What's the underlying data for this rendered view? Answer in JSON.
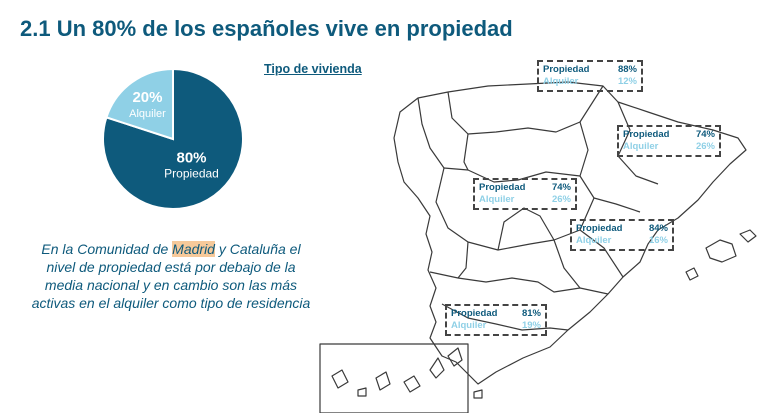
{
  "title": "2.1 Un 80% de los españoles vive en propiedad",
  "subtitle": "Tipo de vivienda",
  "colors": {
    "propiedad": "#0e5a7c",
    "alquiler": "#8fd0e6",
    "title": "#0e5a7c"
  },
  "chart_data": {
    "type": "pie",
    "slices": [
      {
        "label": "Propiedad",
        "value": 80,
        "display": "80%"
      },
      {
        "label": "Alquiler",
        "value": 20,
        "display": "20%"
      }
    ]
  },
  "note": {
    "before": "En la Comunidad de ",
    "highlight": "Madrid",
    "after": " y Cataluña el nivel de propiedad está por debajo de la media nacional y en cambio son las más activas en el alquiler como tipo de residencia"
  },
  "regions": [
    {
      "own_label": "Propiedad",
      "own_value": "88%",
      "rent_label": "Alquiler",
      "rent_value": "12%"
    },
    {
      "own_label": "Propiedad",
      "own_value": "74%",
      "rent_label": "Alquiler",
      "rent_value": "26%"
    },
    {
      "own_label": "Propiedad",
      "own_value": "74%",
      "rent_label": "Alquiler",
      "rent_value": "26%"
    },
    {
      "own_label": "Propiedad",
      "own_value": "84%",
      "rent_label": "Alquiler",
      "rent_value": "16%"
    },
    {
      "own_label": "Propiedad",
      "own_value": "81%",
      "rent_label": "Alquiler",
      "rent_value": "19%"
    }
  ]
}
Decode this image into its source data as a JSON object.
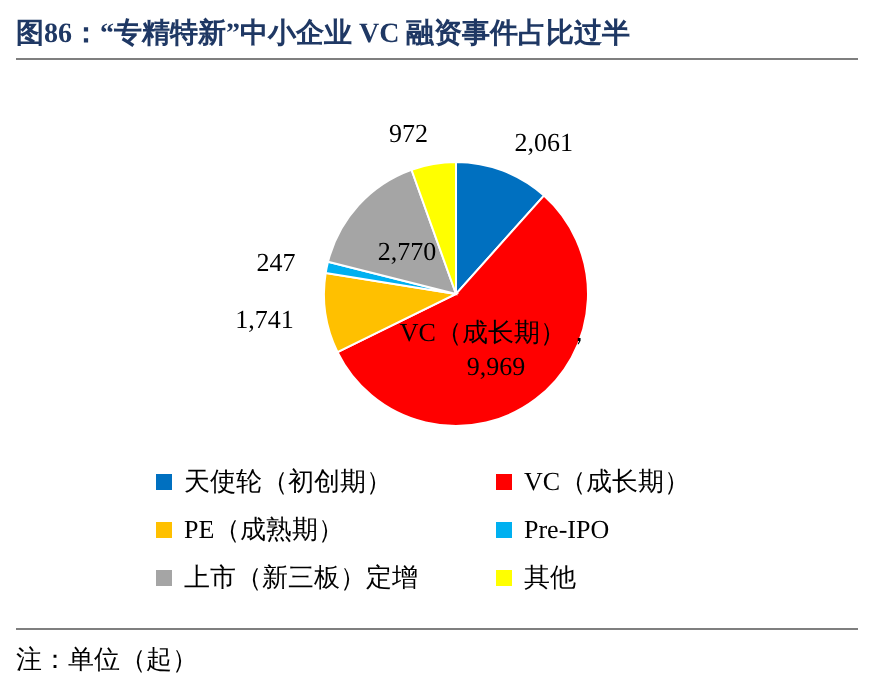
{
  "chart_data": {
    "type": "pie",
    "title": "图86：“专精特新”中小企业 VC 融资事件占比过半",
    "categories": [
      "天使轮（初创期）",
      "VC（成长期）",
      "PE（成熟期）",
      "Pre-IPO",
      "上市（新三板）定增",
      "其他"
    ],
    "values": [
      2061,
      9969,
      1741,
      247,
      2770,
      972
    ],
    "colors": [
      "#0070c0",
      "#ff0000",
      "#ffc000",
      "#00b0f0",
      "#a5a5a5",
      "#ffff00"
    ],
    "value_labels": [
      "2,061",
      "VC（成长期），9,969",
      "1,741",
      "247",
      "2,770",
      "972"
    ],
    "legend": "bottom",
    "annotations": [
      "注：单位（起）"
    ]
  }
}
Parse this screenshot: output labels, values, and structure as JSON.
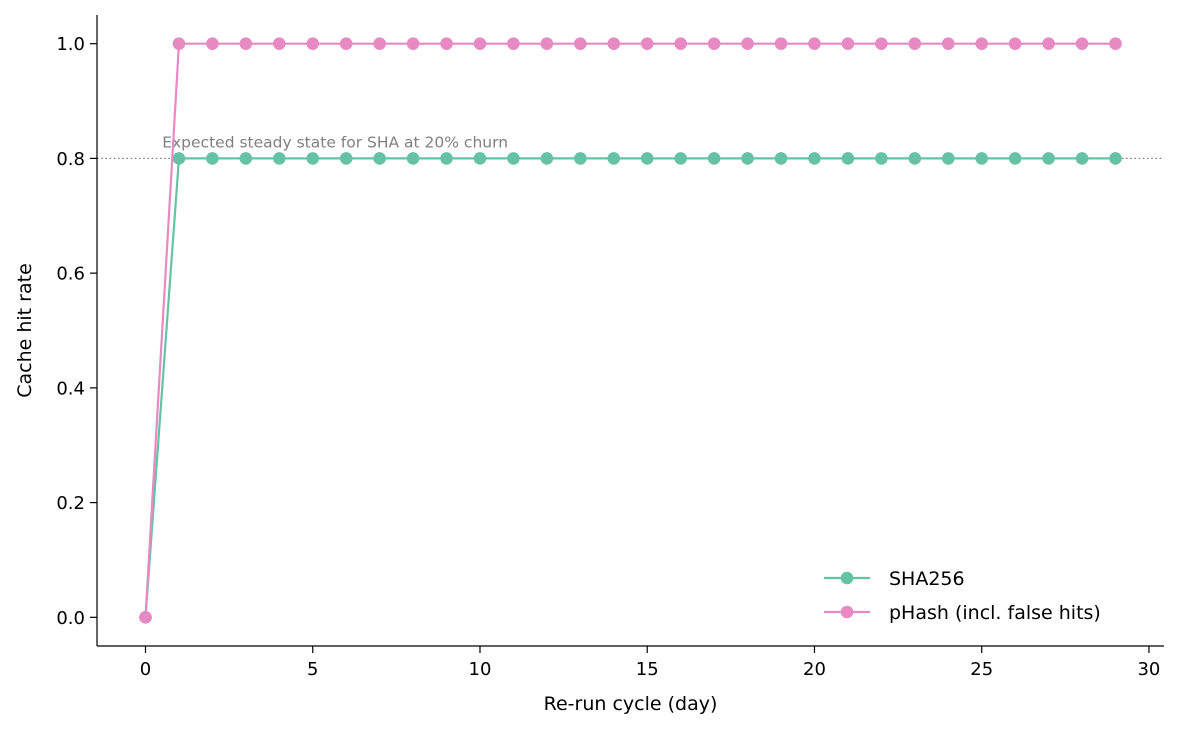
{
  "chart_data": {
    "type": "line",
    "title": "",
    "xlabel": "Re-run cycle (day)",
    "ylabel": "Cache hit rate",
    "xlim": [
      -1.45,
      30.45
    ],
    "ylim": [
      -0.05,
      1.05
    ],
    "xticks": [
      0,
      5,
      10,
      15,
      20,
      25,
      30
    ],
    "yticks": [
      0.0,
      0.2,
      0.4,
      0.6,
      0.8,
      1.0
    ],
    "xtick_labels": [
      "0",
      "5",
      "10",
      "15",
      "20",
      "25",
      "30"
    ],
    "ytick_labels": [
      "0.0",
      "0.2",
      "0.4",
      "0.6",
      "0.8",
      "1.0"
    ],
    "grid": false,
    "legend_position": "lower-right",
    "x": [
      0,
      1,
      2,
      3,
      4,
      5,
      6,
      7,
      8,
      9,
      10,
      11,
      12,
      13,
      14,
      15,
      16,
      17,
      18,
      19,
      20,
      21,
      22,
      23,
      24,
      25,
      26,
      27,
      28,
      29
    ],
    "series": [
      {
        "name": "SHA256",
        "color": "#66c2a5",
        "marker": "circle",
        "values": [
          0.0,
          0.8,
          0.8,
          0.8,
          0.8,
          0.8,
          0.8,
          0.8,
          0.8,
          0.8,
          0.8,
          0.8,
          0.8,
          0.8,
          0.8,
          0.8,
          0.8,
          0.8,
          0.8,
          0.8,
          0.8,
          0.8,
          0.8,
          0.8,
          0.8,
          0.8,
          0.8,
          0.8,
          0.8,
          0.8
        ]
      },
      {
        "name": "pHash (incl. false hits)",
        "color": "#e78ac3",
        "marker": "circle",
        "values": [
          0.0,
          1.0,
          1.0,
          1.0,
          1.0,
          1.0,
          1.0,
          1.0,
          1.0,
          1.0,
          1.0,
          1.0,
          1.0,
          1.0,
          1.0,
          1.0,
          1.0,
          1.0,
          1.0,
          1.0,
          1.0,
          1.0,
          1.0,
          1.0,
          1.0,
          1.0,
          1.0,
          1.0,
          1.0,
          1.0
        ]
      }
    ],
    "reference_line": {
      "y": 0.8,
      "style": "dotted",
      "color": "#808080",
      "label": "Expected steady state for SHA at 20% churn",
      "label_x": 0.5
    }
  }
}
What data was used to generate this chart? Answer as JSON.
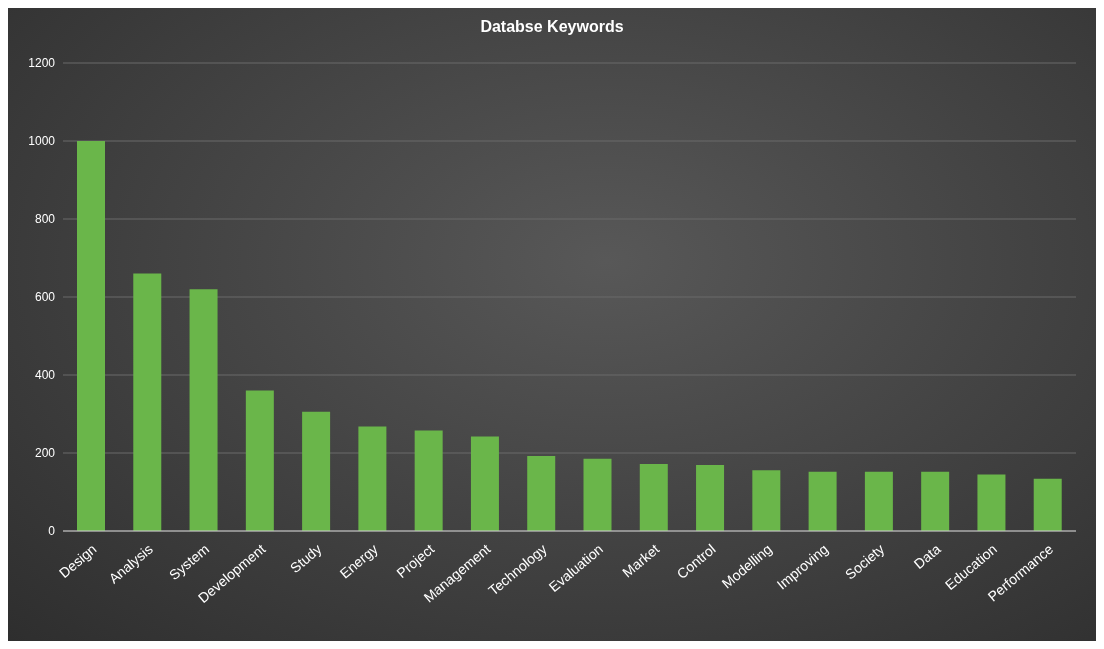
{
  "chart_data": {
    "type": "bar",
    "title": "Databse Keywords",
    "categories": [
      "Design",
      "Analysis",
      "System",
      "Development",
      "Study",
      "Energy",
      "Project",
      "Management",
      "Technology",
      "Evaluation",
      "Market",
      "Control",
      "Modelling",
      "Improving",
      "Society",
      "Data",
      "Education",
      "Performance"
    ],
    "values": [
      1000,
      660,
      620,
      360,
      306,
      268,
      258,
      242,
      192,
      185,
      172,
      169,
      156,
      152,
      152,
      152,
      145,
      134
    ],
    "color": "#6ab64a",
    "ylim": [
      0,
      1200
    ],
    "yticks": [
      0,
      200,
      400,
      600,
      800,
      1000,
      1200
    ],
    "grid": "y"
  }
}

____

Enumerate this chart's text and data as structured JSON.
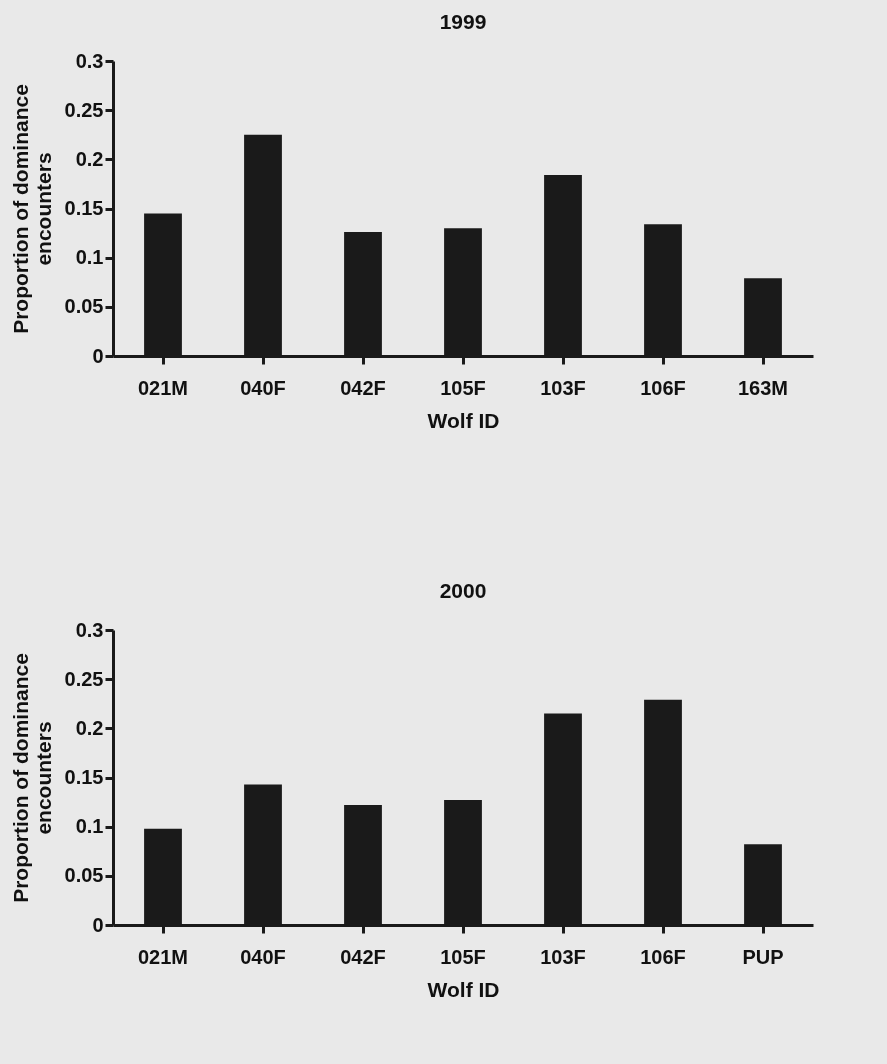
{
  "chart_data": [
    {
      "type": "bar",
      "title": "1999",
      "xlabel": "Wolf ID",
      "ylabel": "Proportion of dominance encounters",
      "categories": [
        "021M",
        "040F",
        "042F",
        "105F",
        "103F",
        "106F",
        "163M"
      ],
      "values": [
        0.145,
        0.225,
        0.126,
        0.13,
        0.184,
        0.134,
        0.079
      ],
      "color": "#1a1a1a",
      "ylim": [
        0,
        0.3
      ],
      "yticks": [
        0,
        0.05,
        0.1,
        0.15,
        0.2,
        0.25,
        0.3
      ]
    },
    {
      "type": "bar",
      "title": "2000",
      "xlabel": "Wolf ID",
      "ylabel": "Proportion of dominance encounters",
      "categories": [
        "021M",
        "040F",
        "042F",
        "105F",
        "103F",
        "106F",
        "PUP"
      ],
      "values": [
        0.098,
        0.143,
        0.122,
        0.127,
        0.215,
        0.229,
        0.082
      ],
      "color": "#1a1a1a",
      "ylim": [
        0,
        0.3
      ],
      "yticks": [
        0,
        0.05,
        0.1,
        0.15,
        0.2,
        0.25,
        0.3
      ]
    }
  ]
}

____

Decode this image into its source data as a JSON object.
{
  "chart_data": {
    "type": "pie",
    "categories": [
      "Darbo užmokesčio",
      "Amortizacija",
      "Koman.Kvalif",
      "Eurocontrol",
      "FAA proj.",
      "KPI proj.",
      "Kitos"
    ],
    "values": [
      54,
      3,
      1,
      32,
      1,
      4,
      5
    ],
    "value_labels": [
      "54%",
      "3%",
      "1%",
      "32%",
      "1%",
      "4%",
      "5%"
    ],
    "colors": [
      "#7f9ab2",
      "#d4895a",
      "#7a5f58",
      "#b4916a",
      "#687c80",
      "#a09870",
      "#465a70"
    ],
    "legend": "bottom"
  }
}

____

--- Brief ---
In the entries above, find each line with the word "JSON" and show it.

--- Output below ---
What's the underlying data for this rendered view? Answer in JSON.
Decode this image into its source data as a JSON object.
Parse this screenshot: output labels, values, and structure as JSON.
What data was used to generate this chart? Answer as JSON.
Enumerate this chart's text and data as structured JSON.
Decode this image into its source data as a JSON object.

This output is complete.